*Problem to work on*:
Print the full listing exactly.

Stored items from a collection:
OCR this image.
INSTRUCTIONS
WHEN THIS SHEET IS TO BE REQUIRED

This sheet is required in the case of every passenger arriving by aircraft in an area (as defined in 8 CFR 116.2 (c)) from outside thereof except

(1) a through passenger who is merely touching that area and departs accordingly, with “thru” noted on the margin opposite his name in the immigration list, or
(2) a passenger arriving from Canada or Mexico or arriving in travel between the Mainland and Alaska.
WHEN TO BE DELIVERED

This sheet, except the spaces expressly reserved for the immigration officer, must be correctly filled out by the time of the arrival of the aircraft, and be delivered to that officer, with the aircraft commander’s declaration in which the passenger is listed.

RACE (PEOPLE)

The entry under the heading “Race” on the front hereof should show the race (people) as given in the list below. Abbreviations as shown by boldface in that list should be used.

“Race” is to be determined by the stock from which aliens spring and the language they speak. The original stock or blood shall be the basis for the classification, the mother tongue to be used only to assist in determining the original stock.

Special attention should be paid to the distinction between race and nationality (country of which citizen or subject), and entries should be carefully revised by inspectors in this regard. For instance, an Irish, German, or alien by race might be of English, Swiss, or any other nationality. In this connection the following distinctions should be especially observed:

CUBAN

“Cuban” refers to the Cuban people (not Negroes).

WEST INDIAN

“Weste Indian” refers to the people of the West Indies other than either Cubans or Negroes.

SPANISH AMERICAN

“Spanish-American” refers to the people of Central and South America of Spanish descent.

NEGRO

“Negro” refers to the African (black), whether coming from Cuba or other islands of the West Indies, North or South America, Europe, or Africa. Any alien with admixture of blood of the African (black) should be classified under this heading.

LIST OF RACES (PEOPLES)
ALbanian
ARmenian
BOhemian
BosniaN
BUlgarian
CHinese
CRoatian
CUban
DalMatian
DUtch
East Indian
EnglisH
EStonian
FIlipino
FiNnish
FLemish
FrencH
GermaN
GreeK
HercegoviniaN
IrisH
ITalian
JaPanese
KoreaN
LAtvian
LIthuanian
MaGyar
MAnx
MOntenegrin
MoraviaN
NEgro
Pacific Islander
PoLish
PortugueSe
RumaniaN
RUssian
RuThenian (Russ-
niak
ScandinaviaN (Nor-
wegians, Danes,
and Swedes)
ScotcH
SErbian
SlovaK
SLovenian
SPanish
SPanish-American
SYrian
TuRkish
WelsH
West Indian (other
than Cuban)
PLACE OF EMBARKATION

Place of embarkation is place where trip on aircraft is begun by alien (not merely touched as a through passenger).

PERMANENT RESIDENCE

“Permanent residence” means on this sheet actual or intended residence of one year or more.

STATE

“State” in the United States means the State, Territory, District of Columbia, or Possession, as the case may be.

*Written reply*:
OCR this image.
INSTRUCTIONS
WHEN THIS SHEET IS TO BE REQUIRED

This sheet is required in the case of every passenger arriving by aircraft in an area (as defined in 8 CFR 116.2 (c)) from outside thereof except

(1) a through passenger who is merely touching that area and departs accordingly, with “thru” noted on the margin opposite his name in the immigration list, or
(2) a passenger arriving from Canada or Mexico or arriving in travel between the Mainland and Alaska.
WHEN TO BE DELIVERED

This sheet, except the spaces expressly reserved for the immigration officer, must be correctly filled out by the time of the arrival of the aircraft, and be delivered to that officer, with the aircraft commander’s declaration in which the passenger is listed.

RACE (PEOPLE)

The entry under the heading “Race” on the front hereof should show the race (people) as given in the list below. Abbreviations as shown by boldface in that list should be used.

“Race” is to be determined by the stock from which aliens spring and the language they speak. The original stock or blood shall be the basis for the classification, the mother tongue to be used only to assist in determining the original stock.

Special attention should be paid to the distinction between race and nationality (country of which citizen or subject), and entries should be carefully revised by inspectors in this regard. For instance, an Irish, German, or alien by race might be of English, Swiss, or any other nationality. In this connection the following distinctions should be especially observed:

CUBAN

“Cuban” refers to the Cuban people (not Negroes).

WEST INDIAN

“Weste Indian” refers to the people of the West Indies other than either Cubans or Negroes.

SPANISH AMERICAN

“Spanish-American” refers to the people of Central and South America of Spanish descent.

NEGRO

“Negro” refers to the African (black), whether coming from Cuba or other islands of the West Indies, North or South America, Europe, or Africa. Any alien with admixture of blood of the African (black) should be classified under this heading.

LIST OF RACES (PEOPLES)
ALbanian
ARmenian
BOhemian
BosniaN
BUlgarian
CHinese
CRoatian
CUban
DalMatian
DUtch
East Indian
EnglisH
EStonian
FIlipino
FiNnish
FLemish
FrencH
GermaN
GreeK
HercegoviniaN
IrisH
ITalian
JaPanese
KoreaN
LAtvian
LIthuanian
MaGyar
MAnx
MOntenegrin
MoraviaN
NEgro
Pacific Islander
PoLish
PortugueSe
RumaniaN
RUssian
RuThenian (Russ-
niak
ScandinaviaN (Nor-
wegians, Danes,
and Swedes)
ScotcH
SErbian
SlovaK
SLovenian
SPanish
SPanish-American
SYrian
TuRkish
WelsH
West Indian (other
than Cuban)
PLACE OF EMBARKATION

Place of embarkation is place where trip on aircraft is begun by alien (not merely touched as a through passenger).

PERMANENT RESIDENCE

“Permanent residence” means on this sheet actual or intended residence of one year or more.

STATE

“State” in the United States means the State, Territory, District of Columbia, or Possession, as the case may be.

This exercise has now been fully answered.